OBJECTIVE:
Repeat the material in full. Keep every line exactly as it is.

SUPPLIED ENTRIES:

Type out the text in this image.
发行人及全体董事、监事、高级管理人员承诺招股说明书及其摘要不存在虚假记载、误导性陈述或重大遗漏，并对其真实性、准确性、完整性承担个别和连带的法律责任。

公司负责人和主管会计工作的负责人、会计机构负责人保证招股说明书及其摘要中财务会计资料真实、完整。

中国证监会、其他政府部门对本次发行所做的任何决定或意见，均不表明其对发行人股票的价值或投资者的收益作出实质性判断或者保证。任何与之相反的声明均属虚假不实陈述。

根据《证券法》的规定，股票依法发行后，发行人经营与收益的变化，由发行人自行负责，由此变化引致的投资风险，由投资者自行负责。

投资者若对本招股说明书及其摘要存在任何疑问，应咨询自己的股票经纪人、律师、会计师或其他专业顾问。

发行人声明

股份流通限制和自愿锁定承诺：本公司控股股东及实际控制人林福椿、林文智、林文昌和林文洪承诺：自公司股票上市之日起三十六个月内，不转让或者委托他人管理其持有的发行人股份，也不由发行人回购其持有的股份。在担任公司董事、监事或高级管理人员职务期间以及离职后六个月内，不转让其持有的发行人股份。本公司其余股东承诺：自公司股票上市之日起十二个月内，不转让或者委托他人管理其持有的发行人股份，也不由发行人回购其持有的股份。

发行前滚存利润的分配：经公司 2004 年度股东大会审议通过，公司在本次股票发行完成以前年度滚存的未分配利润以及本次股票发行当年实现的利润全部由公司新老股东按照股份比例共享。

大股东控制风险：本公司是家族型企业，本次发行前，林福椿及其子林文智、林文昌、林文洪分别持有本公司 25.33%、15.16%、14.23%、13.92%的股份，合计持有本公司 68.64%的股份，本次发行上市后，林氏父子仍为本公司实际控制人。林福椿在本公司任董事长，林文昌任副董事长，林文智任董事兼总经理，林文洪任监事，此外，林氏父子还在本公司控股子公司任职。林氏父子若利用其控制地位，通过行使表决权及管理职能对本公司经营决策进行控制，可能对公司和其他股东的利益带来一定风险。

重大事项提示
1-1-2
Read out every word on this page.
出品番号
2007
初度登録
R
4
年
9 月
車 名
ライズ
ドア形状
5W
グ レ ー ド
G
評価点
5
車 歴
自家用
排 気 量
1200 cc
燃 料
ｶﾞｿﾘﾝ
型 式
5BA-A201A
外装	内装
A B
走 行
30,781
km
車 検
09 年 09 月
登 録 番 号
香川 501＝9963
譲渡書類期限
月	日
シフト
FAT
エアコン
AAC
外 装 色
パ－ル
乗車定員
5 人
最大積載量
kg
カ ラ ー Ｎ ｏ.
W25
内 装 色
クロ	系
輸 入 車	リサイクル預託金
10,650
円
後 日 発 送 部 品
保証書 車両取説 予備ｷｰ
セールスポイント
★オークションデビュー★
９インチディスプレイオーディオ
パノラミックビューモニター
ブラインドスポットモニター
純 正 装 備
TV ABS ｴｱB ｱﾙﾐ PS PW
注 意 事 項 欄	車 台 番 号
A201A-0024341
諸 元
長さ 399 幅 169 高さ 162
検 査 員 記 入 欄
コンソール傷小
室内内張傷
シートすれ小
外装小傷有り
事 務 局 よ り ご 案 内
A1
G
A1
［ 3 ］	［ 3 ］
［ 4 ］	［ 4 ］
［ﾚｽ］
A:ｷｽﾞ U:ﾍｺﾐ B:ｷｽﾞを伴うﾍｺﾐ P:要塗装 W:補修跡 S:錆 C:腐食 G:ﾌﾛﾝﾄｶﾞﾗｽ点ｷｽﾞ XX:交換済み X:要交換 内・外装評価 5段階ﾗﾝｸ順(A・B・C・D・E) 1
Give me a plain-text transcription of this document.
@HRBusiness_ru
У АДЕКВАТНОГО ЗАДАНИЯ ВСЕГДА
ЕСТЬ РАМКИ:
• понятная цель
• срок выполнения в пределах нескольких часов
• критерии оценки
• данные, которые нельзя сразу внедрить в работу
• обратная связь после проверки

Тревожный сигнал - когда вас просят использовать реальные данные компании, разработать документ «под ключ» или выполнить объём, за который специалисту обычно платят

SOLVED EXERCISE:
Type out the text in this image.
发行人及全体董事、监事、高级管理人员承诺招股说明书及其摘要不存在虚假记载、误导性陈述或重大遗漏，并对其真实性、准确性、完整性承担个别和连带的法律责任。

公司负责人和主管会计工作的负责人、会计机构负责人保证招股说明书及其摘要中财务会计资料真实、完整。

中国证监会、其他政府部门对本次发行所做的任何决定或意见，均不表明其对发行人股票的价值或投资者的收益作出实质性判断或者保证。任何与之相反的声明均属虚假不实陈述。

根据《证券法》的规定，股票依法发行后，发行人经营与收益的变化，由发行人自行负责，由此变化引致的投资风险，由投资者自行负责。

投资者若对本招股说明书及其摘要存在任何疑问，应咨询自己的股票经纪人、律师、会计师或其他专业顾问。

发行人声明

股份流通限制和自愿锁定承诺：本公司控股股东及实际控制人林福椿、林文智、林文昌和林文洪承诺：自公司股票上市之日起三十六个月内，不转让或者委托他人管理其持有的发行人股份，也不由发行人回购其持有的股份。在担任公司董事、监事或高级管理人员职务期间以及离职后六个月内，不转让其持有的发行人股份。本公司其余股东承诺：自公司股票上市之日起十二个月内，不转让或者委托他人管理其持有的发行人股份，也不由发行人回购其持有的股份。

发行前滚存利润的分配：经公司 2004 年度股东大会审议通过，公司在本次股票发行完成以前年度滚存的未分配利润以及本次股票发行当年实现的利润全部由公司新老股东按照股份比例共享。

大股东控制风险：本公司是家族型企业，本次发行前，林福椿及其子林文智、林文昌、林文洪分别持有本公司 25.33%、15.16%、14.23%、13.92%的股份，合计持有本公司 68.64%的股份，本次发行上市后，林氏父子仍为本公司实际控制人。林福椿在本公司任董事长，林文昌任副董事长，林文智任董事兼总经理，林文洪任监事，此外，林氏父子还在本公司控股子公司任职。林氏父子若利用其控制地位，通过行使表决权及管理职能对本公司经营决策进行控制，可能对公司和其他股东的利益带来一定风险。

重大事项提示
1-1-2
Read out every word on this page.
出品番号
2007
初度登録
R
4
年
9 月
車 名
ライズ
ドア形状
5W
グ レ ー ド
G
評価点
5
車 歴
自家用
排 気 量
1200 cc
燃 料
ｶﾞｿﾘﾝ
型 式
5BA-A201A
外装	内装
A B
走 行
30,781
km
車 検
09 年 09 月
登 録 番 号
香川 501＝9963
譲渡書類期限
月	日
シフト
FAT
エアコン
AAC
外 装 色
パ－ル
乗車定員
5 人
最大積載量
kg
カ ラ ー Ｎ ｏ.
W25
内 装 色
クロ	系
輸 入 車	リサイクル預託金
10,650
円
後 日 発 送 部 品
保証書 車両取説 予備ｷｰ
セールスポイント
★オークションデビュー★
９インチディスプレイオーディオ
パノラミックビューモニター
ブラインドスポットモニター
純 正 装 備
TV ABS ｴｱB ｱﾙﾐ PS PW
注 意 事 項 欄	車 台 番 号
A201A-0024341
諸 元
長さ 399 幅 169 高さ 162
検 査 員 記 入 欄
コンソール傷小
室内内張傷
シートすれ小
外装小傷有り
事 務 局 よ り ご 案 内
A1
G
A1
［ 3 ］	［ 3 ］
［ 4 ］	［ 4 ］
［ﾚｽ］
A:ｷｽﾞ U:ﾍｺﾐ B:ｷｽﾞを伴うﾍｺﾐ P:要塗装 W:補修跡 S:錆 C:腐食 G:ﾌﾛﾝﾄｶﾞﾗｽ点ｷｽﾞ XX:交換済み X:要交換 内・外装評価 5段階ﾗﾝｸ順(A・B・C・D・E) 1
Give me a plain-text transcription of this document.
@HRBusiness_ru
У АДЕКВАТНОГО ЗАДАНИЯ ВСЕГДА
ЕСТЬ РАМКИ:
• понятная цель
• срок выполнения в пределах нескольких часов
• критерии оценки
• данные, которые нельзя сразу внедрить в работу
• обратная связь после проверки

Тревожный сигнал - когда вас просят использовать реальные данные компании, разработать документ «под ключ» или выполнить объём, за который специалисту обычно платят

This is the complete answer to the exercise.